Task input:
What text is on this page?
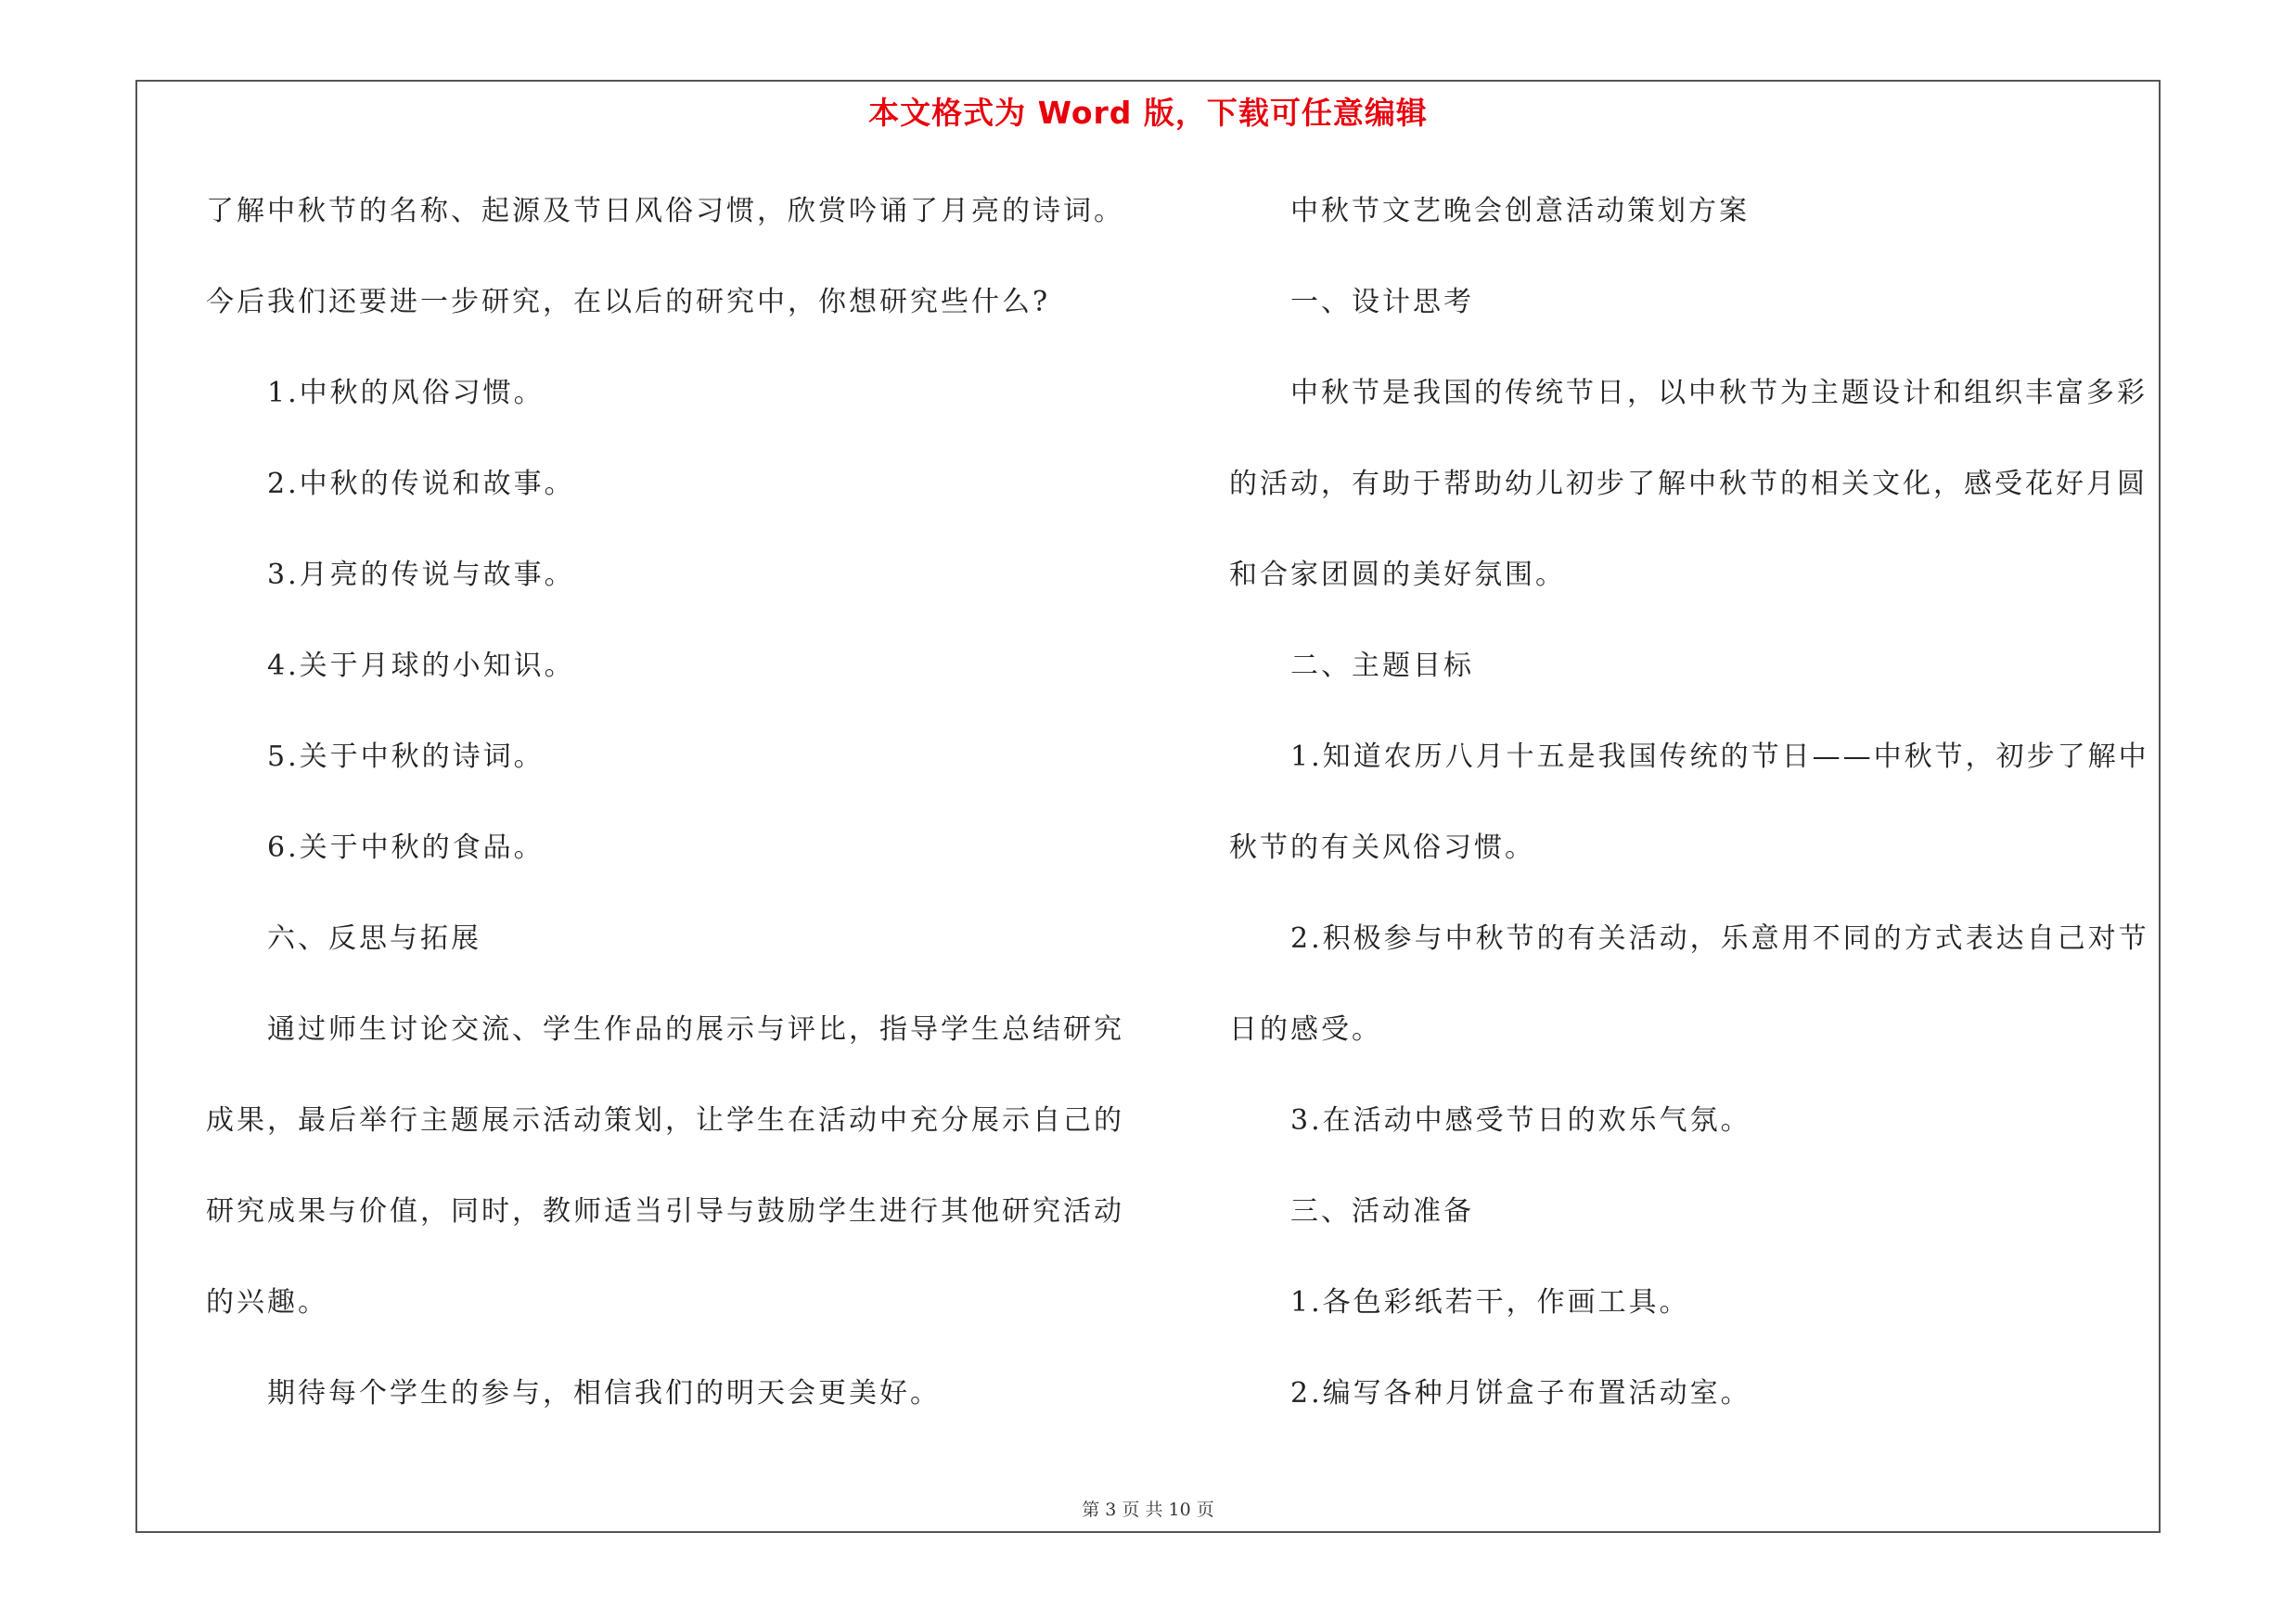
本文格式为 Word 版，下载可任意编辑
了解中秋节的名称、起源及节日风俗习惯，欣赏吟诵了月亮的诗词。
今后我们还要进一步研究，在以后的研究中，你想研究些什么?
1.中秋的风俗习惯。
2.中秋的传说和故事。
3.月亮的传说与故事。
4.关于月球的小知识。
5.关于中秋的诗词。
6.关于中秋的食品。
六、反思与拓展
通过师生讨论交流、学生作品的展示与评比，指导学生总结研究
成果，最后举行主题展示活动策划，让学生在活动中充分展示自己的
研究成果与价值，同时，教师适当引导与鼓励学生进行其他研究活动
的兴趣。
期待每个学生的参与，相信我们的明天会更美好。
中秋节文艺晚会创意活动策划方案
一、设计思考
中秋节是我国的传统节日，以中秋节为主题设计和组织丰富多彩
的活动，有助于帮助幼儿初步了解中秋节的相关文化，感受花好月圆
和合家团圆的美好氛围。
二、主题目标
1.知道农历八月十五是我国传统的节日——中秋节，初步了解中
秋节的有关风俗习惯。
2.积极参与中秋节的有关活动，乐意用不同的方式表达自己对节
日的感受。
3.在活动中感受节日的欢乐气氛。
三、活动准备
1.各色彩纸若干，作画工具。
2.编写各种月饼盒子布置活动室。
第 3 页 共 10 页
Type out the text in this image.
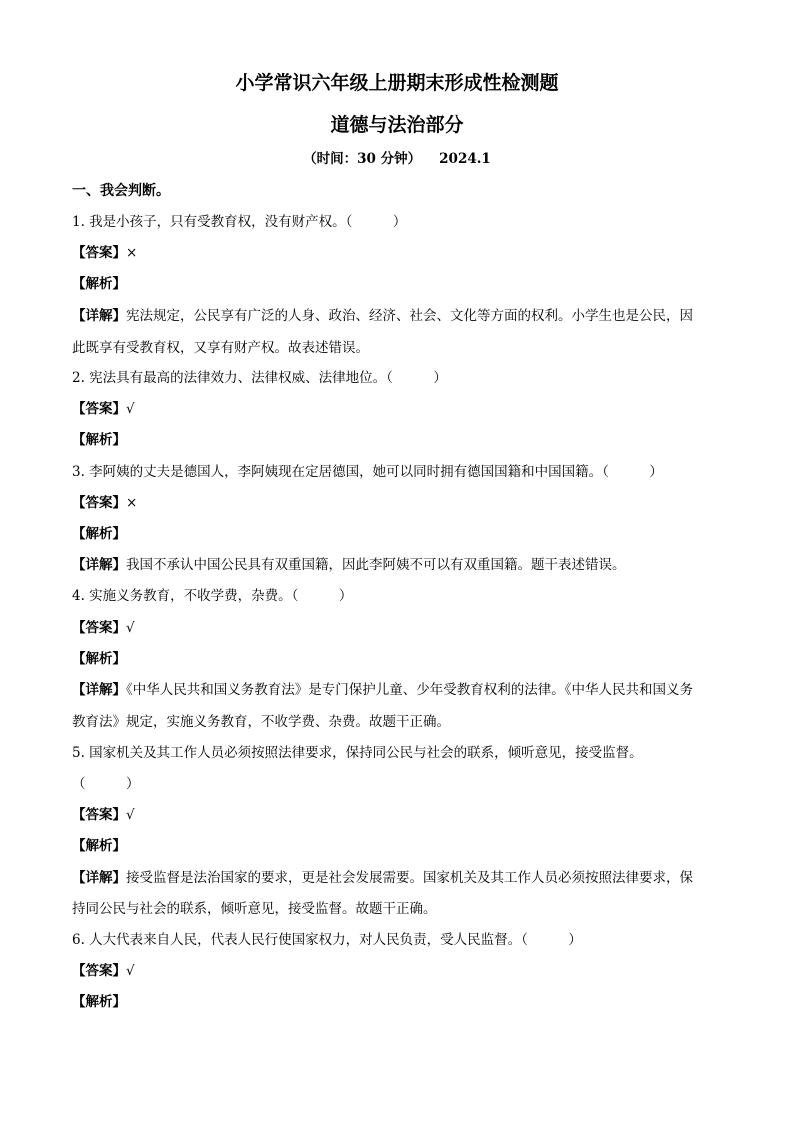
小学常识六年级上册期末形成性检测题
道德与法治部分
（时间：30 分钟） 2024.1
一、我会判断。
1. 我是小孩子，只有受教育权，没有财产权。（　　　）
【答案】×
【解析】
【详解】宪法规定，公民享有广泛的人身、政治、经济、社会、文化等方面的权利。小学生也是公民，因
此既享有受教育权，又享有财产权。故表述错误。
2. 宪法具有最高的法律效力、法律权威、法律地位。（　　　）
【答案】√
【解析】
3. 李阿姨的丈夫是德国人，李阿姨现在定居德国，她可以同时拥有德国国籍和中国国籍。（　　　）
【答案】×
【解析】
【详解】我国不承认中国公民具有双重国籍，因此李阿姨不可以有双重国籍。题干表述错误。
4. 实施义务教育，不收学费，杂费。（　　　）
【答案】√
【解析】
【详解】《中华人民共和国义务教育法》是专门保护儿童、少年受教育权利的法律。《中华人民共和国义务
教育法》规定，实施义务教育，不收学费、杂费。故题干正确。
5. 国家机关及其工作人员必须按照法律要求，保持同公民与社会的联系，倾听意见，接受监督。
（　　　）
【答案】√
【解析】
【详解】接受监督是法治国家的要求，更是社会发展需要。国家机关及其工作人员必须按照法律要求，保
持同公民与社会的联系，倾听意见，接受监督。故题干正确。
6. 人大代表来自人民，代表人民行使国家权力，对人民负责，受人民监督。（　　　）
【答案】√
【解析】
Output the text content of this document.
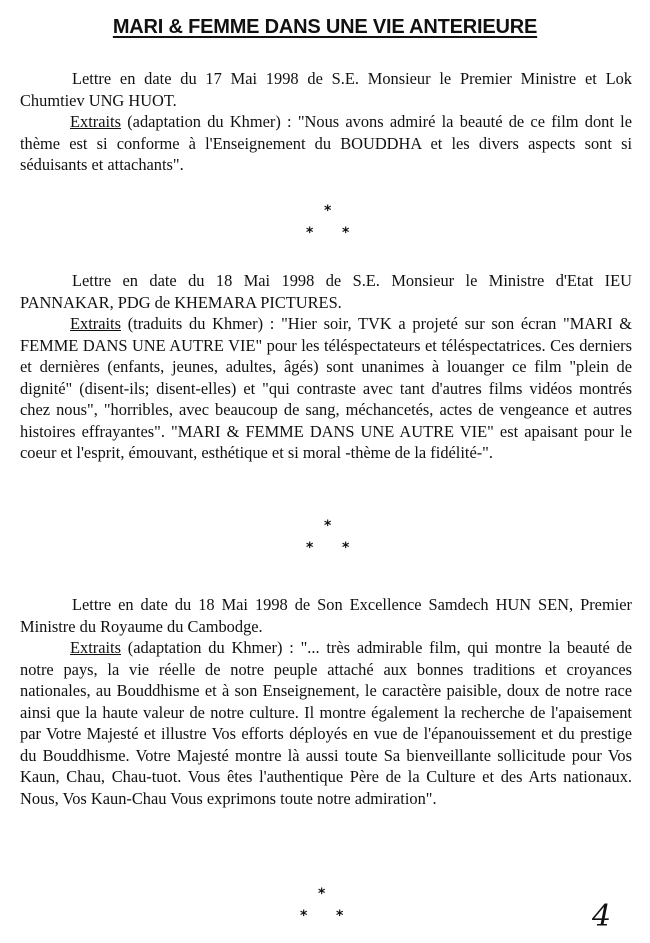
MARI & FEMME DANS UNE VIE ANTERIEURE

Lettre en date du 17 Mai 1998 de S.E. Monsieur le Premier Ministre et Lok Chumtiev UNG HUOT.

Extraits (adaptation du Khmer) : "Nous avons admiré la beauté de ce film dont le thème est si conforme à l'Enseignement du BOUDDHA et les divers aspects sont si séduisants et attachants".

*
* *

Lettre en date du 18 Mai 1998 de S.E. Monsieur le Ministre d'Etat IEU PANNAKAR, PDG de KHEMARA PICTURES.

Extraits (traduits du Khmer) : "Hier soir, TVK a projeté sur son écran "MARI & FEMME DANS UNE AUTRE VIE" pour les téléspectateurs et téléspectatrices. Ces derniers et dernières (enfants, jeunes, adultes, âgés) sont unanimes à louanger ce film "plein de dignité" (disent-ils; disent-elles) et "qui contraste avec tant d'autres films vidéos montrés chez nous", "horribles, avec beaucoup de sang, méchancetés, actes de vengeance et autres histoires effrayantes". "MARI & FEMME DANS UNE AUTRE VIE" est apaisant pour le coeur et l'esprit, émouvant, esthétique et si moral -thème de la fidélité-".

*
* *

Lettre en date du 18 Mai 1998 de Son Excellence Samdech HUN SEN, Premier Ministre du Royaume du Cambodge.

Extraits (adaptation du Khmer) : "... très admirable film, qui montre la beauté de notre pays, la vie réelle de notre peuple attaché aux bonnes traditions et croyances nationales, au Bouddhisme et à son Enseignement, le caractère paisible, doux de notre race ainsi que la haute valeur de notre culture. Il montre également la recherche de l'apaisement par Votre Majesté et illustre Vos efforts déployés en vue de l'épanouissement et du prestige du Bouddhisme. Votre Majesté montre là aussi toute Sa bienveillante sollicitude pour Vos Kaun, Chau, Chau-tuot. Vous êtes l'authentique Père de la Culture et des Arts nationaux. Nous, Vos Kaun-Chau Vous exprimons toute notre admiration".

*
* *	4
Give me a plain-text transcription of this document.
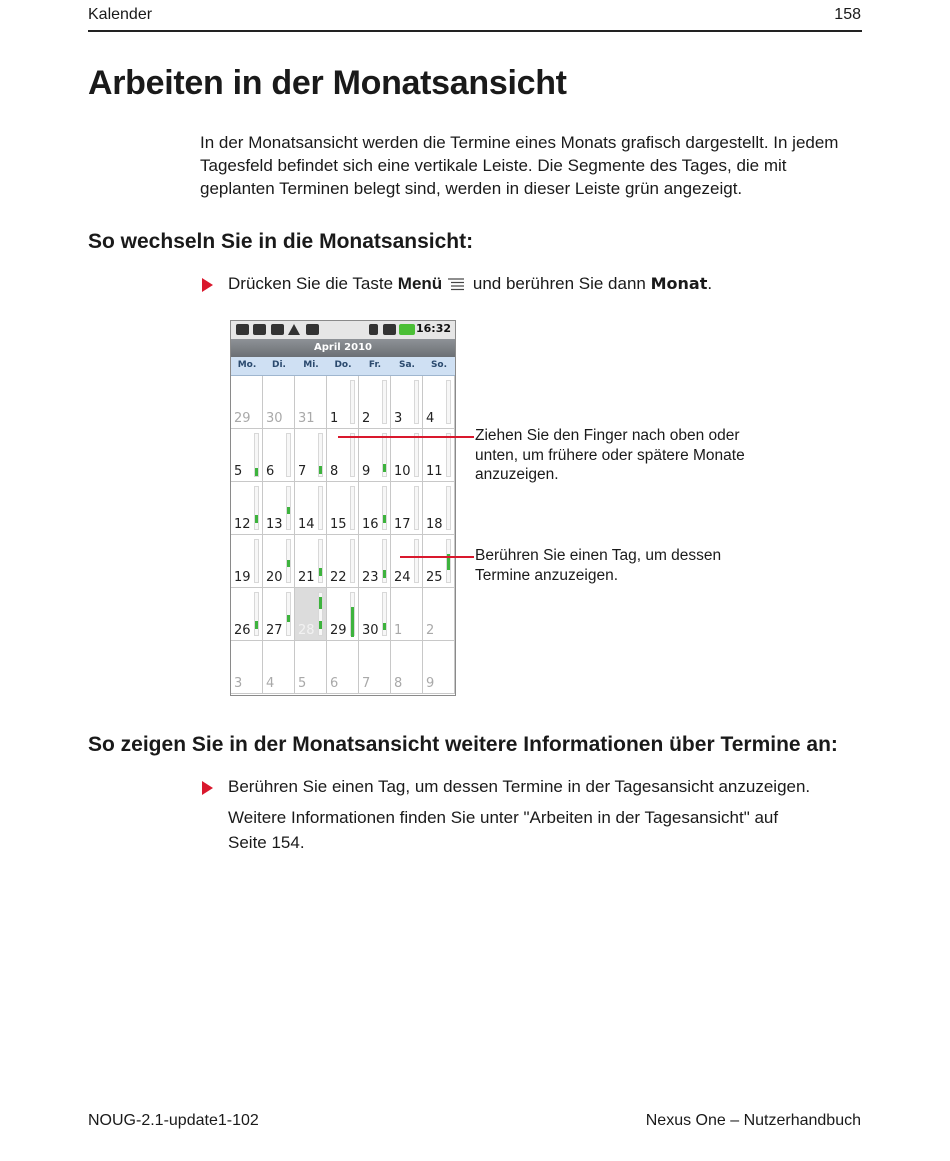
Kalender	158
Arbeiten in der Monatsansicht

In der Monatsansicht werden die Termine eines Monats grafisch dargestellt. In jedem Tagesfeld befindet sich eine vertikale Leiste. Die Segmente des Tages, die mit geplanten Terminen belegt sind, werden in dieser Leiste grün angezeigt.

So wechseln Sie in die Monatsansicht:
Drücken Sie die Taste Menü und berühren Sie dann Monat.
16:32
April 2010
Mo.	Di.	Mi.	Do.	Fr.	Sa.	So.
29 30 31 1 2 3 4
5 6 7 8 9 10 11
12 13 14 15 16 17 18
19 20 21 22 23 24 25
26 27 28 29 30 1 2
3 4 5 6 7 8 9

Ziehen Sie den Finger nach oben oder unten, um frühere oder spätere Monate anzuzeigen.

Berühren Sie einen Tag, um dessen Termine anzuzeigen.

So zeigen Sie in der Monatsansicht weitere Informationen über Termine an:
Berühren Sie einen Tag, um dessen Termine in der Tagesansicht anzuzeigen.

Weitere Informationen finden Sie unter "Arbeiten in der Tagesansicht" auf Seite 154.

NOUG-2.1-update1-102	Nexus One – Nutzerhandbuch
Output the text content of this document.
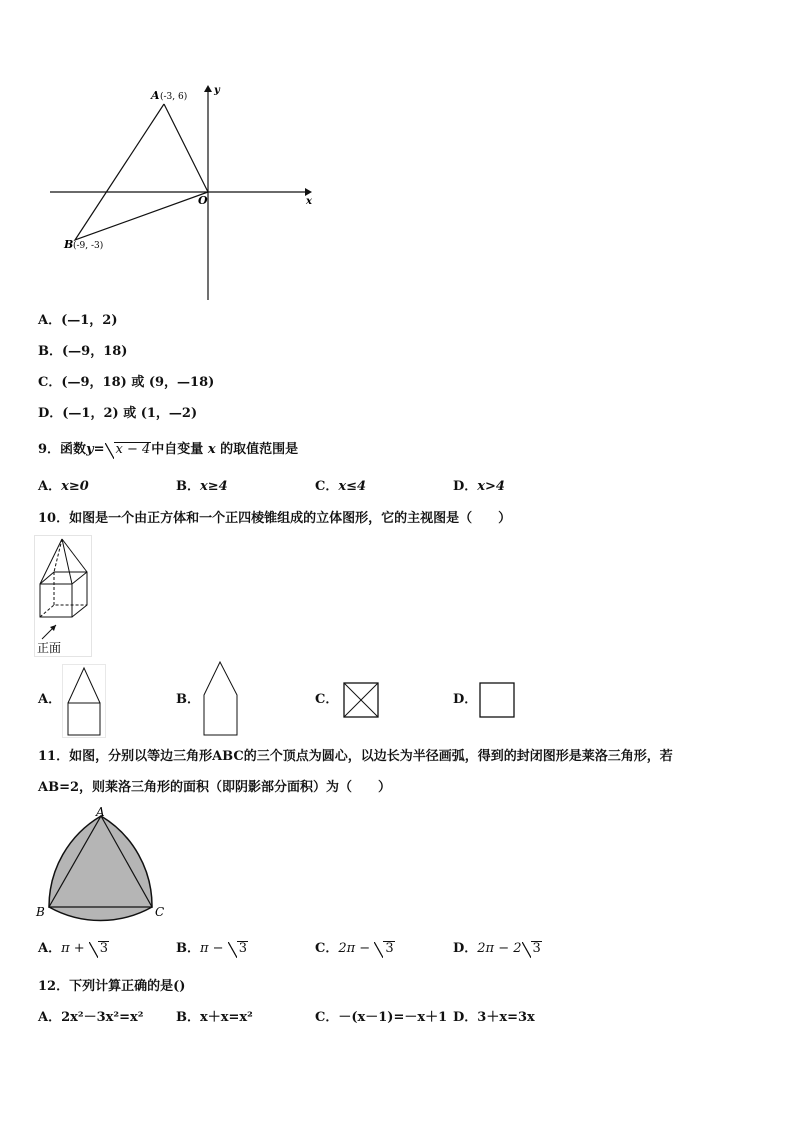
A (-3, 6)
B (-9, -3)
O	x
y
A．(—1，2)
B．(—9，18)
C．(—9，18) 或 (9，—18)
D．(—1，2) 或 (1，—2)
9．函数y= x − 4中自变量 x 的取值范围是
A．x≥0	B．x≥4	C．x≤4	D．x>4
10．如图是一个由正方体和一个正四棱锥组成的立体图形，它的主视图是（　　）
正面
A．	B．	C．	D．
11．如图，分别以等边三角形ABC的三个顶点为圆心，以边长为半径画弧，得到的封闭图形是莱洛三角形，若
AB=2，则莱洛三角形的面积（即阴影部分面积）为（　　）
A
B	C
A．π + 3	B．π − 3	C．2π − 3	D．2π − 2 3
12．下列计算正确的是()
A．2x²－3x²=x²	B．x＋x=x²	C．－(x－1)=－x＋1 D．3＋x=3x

Stated problem: What is the number of lines in the records that contain the word "Premier"? Answer with the number and nothing else.

Response: 2